→ What you have to do
Drop the pictures from the entries below, then reproduce the rest exactly.

— Begin Given information —

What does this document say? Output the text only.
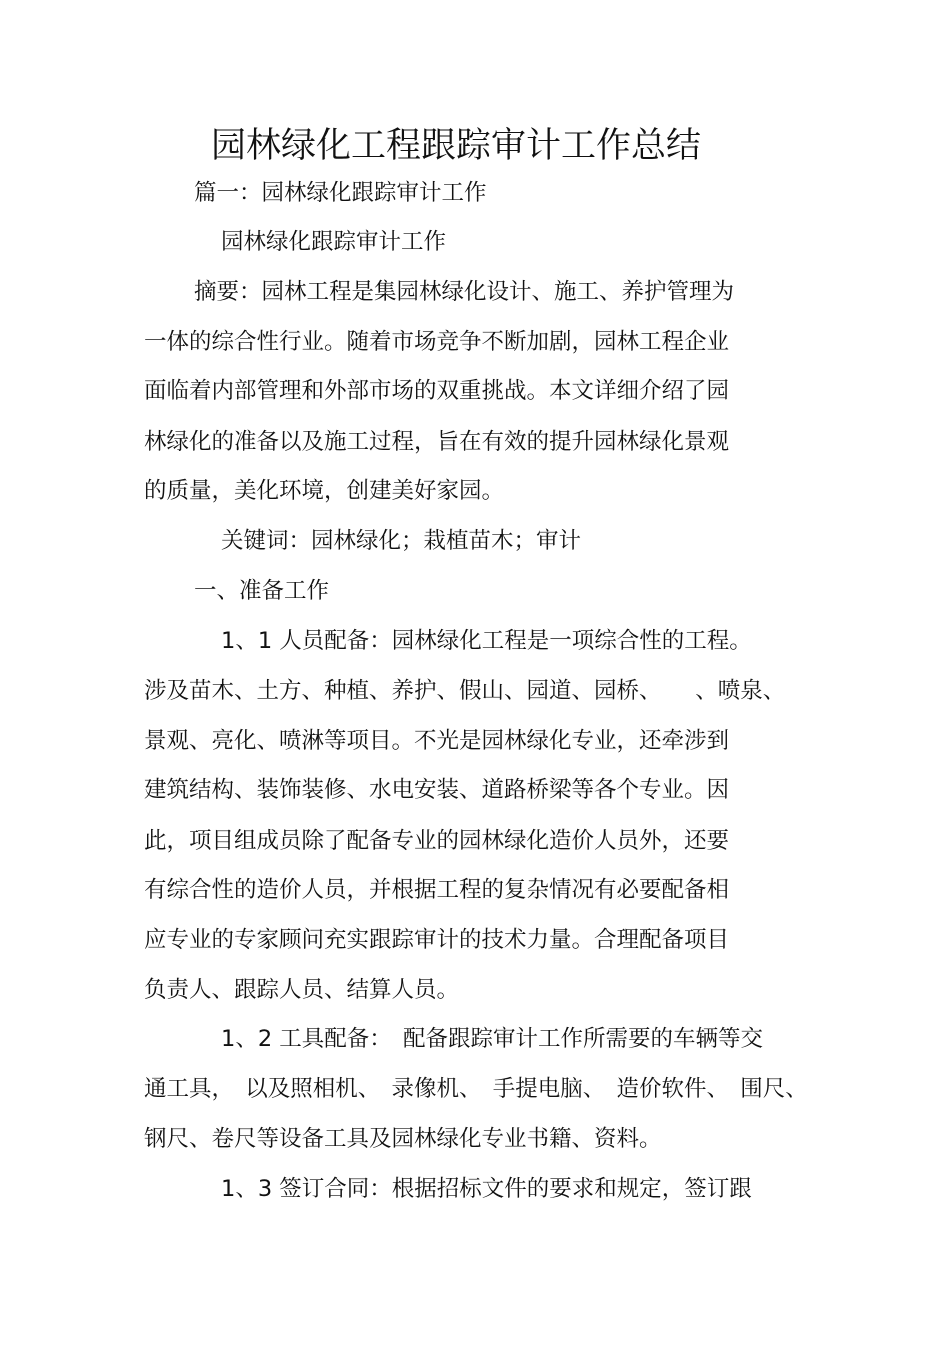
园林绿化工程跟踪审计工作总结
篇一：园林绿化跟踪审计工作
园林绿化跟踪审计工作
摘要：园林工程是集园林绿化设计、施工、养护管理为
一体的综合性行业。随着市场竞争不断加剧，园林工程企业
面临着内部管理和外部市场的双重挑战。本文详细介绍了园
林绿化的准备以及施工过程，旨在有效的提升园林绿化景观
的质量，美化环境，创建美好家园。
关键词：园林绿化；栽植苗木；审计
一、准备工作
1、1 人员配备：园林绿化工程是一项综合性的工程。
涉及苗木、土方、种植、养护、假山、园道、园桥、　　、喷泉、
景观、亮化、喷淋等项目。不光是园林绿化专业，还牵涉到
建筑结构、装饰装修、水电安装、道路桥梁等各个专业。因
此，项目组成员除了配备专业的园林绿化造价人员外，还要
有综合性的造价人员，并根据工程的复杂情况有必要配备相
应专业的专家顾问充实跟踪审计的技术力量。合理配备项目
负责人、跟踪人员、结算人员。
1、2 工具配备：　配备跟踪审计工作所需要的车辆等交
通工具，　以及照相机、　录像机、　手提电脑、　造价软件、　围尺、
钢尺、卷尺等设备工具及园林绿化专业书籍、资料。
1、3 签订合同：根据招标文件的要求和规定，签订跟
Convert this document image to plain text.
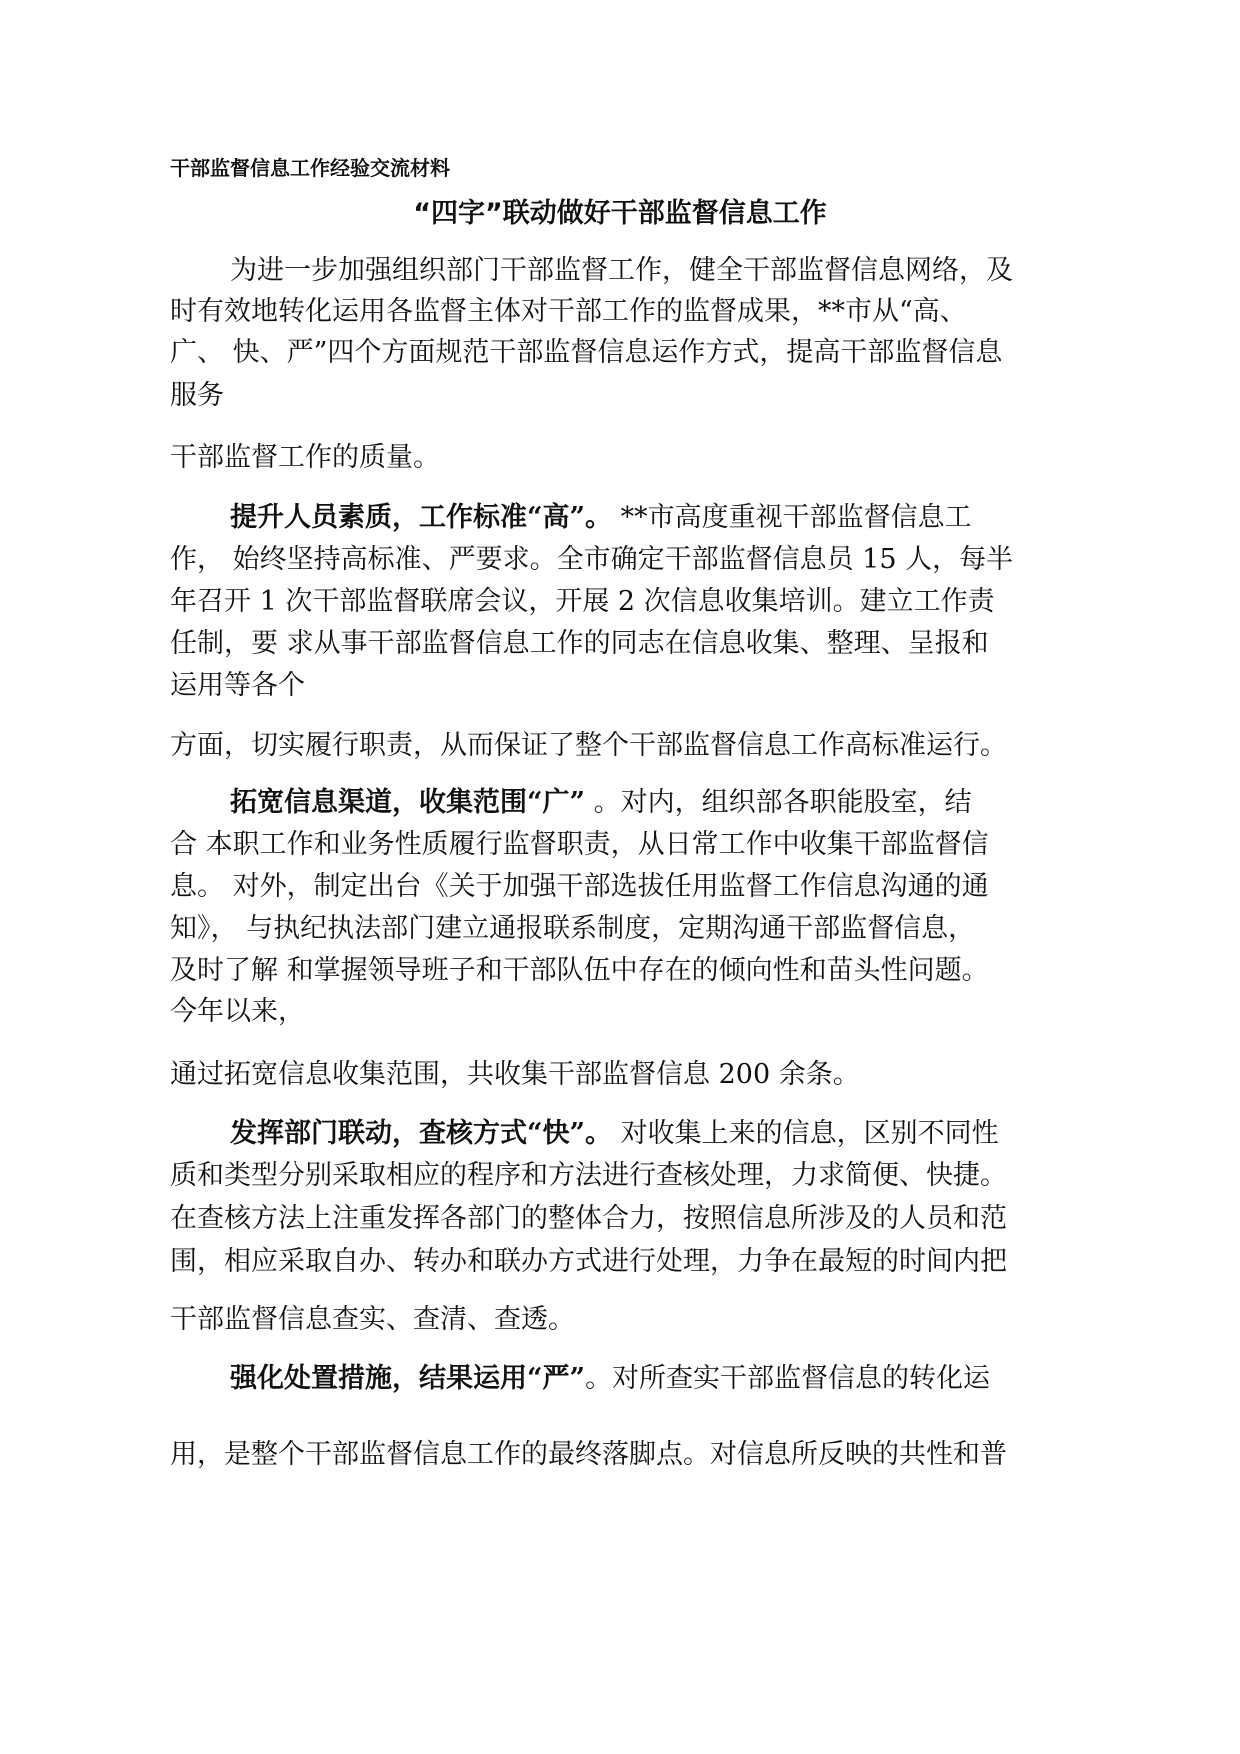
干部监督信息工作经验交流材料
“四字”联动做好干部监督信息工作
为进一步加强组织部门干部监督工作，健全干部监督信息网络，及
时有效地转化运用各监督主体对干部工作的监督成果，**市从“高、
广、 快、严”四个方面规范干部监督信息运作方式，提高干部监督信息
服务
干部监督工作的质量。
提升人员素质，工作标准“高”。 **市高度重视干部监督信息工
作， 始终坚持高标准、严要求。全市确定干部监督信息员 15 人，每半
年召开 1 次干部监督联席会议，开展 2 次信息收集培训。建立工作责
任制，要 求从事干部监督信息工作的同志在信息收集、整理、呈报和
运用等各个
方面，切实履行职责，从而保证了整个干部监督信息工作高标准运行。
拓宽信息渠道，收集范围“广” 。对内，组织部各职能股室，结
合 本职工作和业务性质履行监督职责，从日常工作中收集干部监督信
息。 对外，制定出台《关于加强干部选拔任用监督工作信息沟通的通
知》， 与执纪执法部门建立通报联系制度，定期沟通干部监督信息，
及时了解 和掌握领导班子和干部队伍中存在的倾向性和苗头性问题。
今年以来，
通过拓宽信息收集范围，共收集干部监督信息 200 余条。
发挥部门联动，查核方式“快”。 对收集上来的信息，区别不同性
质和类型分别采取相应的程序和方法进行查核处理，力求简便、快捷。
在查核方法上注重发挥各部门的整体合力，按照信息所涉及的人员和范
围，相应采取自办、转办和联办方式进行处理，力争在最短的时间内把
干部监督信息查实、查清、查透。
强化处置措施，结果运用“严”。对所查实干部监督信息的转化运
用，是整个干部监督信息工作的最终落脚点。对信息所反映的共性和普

— End Given information —

→ Problem solution
What does this document say? Output the text only.
园林绿化工程跟踪审计工作总结
篇一：园林绿化跟踪审计工作
园林绿化跟踪审计工作
摘要：园林工程是集园林绿化设计、施工、养护管理为
一体的综合性行业。随着市场竞争不断加剧，园林工程企业
面临着内部管理和外部市场的双重挑战。本文详细介绍了园
林绿化的准备以及施工过程，旨在有效的提升园林绿化景观
的质量，美化环境，创建美好家园。
关键词：园林绿化；栽植苗木；审计
一、准备工作
1、1 人员配备：园林绿化工程是一项综合性的工程。
涉及苗木、土方、种植、养护、假山、园道、园桥、　　、喷泉、
景观、亮化、喷淋等项目。不光是园林绿化专业，还牵涉到
建筑结构、装饰装修、水电安装、道路桥梁等各个专业。因
此，项目组成员除了配备专业的园林绿化造价人员外，还要
有综合性的造价人员，并根据工程的复杂情况有必要配备相
应专业的专家顾问充实跟踪审计的技术力量。合理配备项目
负责人、跟踪人员、结算人员。
1、2 工具配备：　配备跟踪审计工作所需要的车辆等交
通工具，　以及照相机、　录像机、　手提电脑、　造价软件、　围尺、
钢尺、卷尺等设备工具及园林绿化专业书籍、资料。
1、3 签订合同：根据招标文件的要求和规定，签订跟
Convert this document image to plain text.
干部监督信息工作经验交流材料
“四字”联动做好干部监督信息工作
为进一步加强组织部门干部监督工作，健全干部监督信息网络，及
时有效地转化运用各监督主体对干部工作的监督成果，**市从“高、
广、 快、严”四个方面规范干部监督信息运作方式，提高干部监督信息
服务
干部监督工作的质量。
提升人员素质，工作标准“高”。 **市高度重视干部监督信息工
作， 始终坚持高标准、严要求。全市确定干部监督信息员 15 人，每半
年召开 1 次干部监督联席会议，开展 2 次信息收集培训。建立工作责
任制，要 求从事干部监督信息工作的同志在信息收集、整理、呈报和
运用等各个
方面，切实履行职责，从而保证了整个干部监督信息工作高标准运行。
拓宽信息渠道，收集范围“广” 。对内，组织部各职能股室，结
合 本职工作和业务性质履行监督职责，从日常工作中收集干部监督信
息。 对外，制定出台《关于加强干部选拔任用监督工作信息沟通的通
知》， 与执纪执法部门建立通报联系制度，定期沟通干部监督信息，
及时了解 和掌握领导班子和干部队伍中存在的倾向性和苗头性问题。
今年以来，
通过拓宽信息收集范围，共收集干部监督信息 200 余条。
发挥部门联动，查核方式“快”。 对收集上来的信息，区别不同性
质和类型分别采取相应的程序和方法进行查核处理，力求简便、快捷。
在查核方法上注重发挥各部门的整体合力，按照信息所涉及的人员和范
围，相应采取自办、转办和联办方式进行处理，力争在最短的时间内把
干部监督信息查实、查清、查透。
强化处置措施，结果运用“严”。对所查实干部监督信息的转化运
用，是整个干部监督信息工作的最终落脚点。对信息所反映的共性和普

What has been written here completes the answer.